--- begin ---
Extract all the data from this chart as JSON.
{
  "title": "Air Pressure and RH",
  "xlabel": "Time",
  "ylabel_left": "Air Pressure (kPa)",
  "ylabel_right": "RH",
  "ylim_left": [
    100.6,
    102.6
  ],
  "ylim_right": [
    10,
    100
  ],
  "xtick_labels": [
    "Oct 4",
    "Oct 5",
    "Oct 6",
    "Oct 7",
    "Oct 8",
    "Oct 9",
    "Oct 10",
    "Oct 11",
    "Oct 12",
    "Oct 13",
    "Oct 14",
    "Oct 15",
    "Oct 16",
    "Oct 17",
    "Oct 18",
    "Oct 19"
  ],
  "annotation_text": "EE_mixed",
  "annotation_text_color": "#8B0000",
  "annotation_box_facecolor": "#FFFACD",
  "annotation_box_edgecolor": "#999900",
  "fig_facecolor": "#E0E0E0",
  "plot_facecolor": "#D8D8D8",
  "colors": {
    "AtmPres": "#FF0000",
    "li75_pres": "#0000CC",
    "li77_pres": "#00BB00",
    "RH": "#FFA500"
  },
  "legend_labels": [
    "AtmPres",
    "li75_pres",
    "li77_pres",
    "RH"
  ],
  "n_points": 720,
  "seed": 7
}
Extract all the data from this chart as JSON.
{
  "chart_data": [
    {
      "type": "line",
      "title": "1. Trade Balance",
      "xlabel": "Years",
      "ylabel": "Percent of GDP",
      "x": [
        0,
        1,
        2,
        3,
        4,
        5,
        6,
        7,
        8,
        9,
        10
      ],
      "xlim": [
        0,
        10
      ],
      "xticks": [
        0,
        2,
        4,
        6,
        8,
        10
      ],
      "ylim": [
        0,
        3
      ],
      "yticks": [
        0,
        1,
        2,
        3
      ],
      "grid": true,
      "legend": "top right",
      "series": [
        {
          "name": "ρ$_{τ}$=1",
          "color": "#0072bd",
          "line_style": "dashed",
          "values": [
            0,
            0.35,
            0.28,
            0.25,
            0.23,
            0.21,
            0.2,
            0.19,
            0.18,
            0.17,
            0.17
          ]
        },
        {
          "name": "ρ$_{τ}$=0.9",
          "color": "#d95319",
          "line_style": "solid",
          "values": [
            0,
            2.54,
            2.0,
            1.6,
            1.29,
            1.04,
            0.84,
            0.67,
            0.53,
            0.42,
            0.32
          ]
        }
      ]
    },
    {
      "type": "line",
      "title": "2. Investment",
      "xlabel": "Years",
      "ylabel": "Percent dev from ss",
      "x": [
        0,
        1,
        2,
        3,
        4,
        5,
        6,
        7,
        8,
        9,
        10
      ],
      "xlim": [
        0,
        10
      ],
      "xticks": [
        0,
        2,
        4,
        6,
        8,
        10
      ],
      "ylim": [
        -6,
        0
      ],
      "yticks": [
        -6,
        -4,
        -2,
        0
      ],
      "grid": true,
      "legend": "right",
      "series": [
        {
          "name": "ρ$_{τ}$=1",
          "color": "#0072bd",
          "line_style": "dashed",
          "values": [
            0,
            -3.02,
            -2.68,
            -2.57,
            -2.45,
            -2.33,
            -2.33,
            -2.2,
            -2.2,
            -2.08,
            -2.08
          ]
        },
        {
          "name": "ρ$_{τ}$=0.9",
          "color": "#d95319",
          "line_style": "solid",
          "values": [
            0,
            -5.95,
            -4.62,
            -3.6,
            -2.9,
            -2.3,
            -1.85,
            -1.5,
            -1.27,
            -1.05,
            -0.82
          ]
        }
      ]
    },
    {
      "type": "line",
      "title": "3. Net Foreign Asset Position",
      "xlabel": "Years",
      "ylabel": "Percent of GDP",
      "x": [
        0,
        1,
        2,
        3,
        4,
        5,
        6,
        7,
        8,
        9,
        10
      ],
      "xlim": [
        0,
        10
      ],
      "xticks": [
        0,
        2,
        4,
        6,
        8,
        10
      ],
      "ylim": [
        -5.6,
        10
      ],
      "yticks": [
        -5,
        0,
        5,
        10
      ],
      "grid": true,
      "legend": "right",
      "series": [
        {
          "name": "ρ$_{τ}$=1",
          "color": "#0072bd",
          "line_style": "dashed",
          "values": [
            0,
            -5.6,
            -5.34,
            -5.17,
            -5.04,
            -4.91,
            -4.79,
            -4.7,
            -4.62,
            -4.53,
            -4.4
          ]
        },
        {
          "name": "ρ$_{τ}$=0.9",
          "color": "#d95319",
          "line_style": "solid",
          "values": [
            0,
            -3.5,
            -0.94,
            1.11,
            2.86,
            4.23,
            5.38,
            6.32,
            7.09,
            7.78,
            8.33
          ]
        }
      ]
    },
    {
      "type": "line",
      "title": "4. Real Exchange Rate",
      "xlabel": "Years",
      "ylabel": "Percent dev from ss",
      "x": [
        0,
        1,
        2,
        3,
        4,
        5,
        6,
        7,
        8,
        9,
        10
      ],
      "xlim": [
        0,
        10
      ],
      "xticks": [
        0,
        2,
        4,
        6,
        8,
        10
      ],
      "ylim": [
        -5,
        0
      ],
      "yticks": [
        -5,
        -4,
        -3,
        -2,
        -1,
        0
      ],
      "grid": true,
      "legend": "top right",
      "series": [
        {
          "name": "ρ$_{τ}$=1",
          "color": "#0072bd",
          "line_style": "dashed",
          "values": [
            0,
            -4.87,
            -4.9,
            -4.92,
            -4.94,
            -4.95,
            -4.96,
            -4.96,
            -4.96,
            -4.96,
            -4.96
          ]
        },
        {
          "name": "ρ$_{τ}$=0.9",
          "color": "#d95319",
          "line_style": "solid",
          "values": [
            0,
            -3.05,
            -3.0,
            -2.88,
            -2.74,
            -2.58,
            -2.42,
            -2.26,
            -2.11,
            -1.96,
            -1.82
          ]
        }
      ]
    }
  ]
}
--- end ---
## [Task to carry out]
Word for word, write out all of the data above.

## [The result]
Extract all the data from this chart as JSON.
{
  "title": "Air Pressure and RH",
  "xlabel": "Time",
  "ylabel_left": "Air Pressure (kPa)",
  "ylabel_right": "RH",
  "ylim_left": [
    100.6,
    102.6
  ],
  "ylim_right": [
    10,
    100
  ],
  "xtick_labels": [
    "Oct 4",
    "Oct 5",
    "Oct 6",
    "Oct 7",
    "Oct 8",
    "Oct 9",
    "Oct 10",
    "Oct 11",
    "Oct 12",
    "Oct 13",
    "Oct 14",
    "Oct 15",
    "Oct 16",
    "Oct 17",
    "Oct 18",
    "Oct 19"
  ],
  "annotation_text": "EE_mixed",
  "annotation_text_color": "#8B0000",
  "annotation_box_facecolor": "#FFFACD",
  "annotation_box_edgecolor": "#999900",
  "fig_facecolor": "#E0E0E0",
  "plot_facecolor": "#D8D8D8",
  "colors": {
    "AtmPres": "#FF0000",
    "li75_pres": "#0000CC",
    "li77_pres": "#00BB00",
    "RH": "#FFA500"
  },
  "legend_labels": [
    "AtmPres",
    "li75_pres",
    "li77_pres",
    "RH"
  ],
  "n_points": 720,
  "seed": 7
}
Extract all the data from this chart as JSON.
{
  "chart_data": [
    {
      "type": "line",
      "title": "1. Trade Balance",
      "xlabel": "Years",
      "ylabel": "Percent of GDP",
      "x": [
        0,
        1,
        2,
        3,
        4,
        5,
        6,
        7,
        8,
        9,
        10
      ],
      "xlim": [
        0,
        10
      ],
      "xticks": [
        0,
        2,
        4,
        6,
        8,
        10
      ],
      "ylim": [
        0,
        3
      ],
      "yticks": [
        0,
        1,
        2,
        3
      ],
      "grid": true,
      "legend": "top right",
      "series": [
        {
          "name": "ρ$_{τ}$=1",
          "color": "#0072bd",
          "line_style": "dashed",
          "values": [
            0,
            0.35,
            0.28,
            0.25,
            0.23,
            0.21,
            0.2,
            0.19,
            0.18,
            0.17,
            0.17
          ]
        },
        {
          "name": "ρ$_{τ}$=0.9",
          "color": "#d95319",
          "line_style": "solid",
          "values": [
            0,
            2.54,
            2.0,
            1.6,
            1.29,
            1.04,
            0.84,
            0.67,
            0.53,
            0.42,
            0.32
          ]
        }
      ]
    },
    {
      "type": "line",
      "title": "2. Investment",
      "xlabel": "Years",
      "ylabel": "Percent dev from ss",
      "x": [
        0,
        1,
        2,
        3,
        4,
        5,
        6,
        7,
        8,
        9,
        10
      ],
      "xlim": [
        0,
        10
      ],
      "xticks": [
        0,
        2,
        4,
        6,
        8,
        10
      ],
      "ylim": [
        -6,
        0
      ],
      "yticks": [
        -6,
        -4,
        -2,
        0
      ],
      "grid": true,
      "legend": "right",
      "series": [
        {
          "name": "ρ$_{τ}$=1",
          "color": "#0072bd",
          "line_style": "dashed",
          "values": [
            0,
            -3.02,
            -2.68,
            -2.57,
            -2.45,
            -2.33,
            -2.33,
            -2.2,
            -2.2,
            -2.08,
            -2.08
          ]
        },
        {
          "name": "ρ$_{τ}$=0.9",
          "color": "#d95319",
          "line_style": "solid",
          "values": [
            0,
            -5.95,
            -4.62,
            -3.6,
            -2.9,
            -2.3,
            -1.85,
            -1.5,
            -1.27,
            -1.05,
            -0.82
          ]
        }
      ]
    },
    {
      "type": "line",
      "title": "3. Net Foreign Asset Position",
      "xlabel": "Years",
      "ylabel": "Percent of GDP",
      "x": [
        0,
        1,
        2,
        3,
        4,
        5,
        6,
        7,
        8,
        9,
        10
      ],
      "xlim": [
        0,
        10
      ],
      "xticks": [
        0,
        2,
        4,
        6,
        8,
        10
      ],
      "ylim": [
        -5.6,
        10
      ],
      "yticks": [
        -5,
        0,
        5,
        10
      ],
      "grid": true,
      "legend": "right",
      "series": [
        {
          "name": "ρ$_{τ}$=1",
          "color": "#0072bd",
          "line_style": "dashed",
          "values": [
            0,
            -5.6,
            -5.34,
            -5.17,
            -5.04,
            -4.91,
            -4.79,
            -4.7,
            -4.62,
            -4.53,
            -4.4
          ]
        },
        {
          "name": "ρ$_{τ}$=0.9",
          "color": "#d95319",
          "line_style": "solid",
          "values": [
            0,
            -3.5,
            -0.94,
            1.11,
            2.86,
            4.23,
            5.38,
            6.32,
            7.09,
            7.78,
            8.33
          ]
        }
      ]
    },
    {
      "type": "line",
      "title": "4. Real Exchange Rate",
      "xlabel": "Years",
      "ylabel": "Percent dev from ss",
      "x": [
        0,
        1,
        2,
        3,
        4,
        5,
        6,
        7,
        8,
        9,
        10
      ],
      "xlim": [
        0,
        10
      ],
      "xticks": [
        0,
        2,
        4,
        6,
        8,
        10
      ],
      "ylim": [
        -5,
        0
      ],
      "yticks": [
        -5,
        -4,
        -3,
        -2,
        -1,
        0
      ],
      "grid": true,
      "legend": "top right",
      "series": [
        {
          "name": "ρ$_{τ}$=1",
          "color": "#0072bd",
          "line_style": "dashed",
          "values": [
            0,
            -4.87,
            -4.9,
            -4.92,
            -4.94,
            -4.95,
            -4.96,
            -4.96,
            -4.96,
            -4.96,
            -4.96
          ]
        },
        {
          "name": "ρ$_{τ}$=0.9",
          "color": "#d95319",
          "line_style": "solid",
          "values": [
            0,
            -3.05,
            -3.0,
            -2.88,
            -2.74,
            -2.58,
            -2.42,
            -2.26,
            -2.11,
            -1.96,
            -1.82
          ]
        }
      ]
    }
  ]
}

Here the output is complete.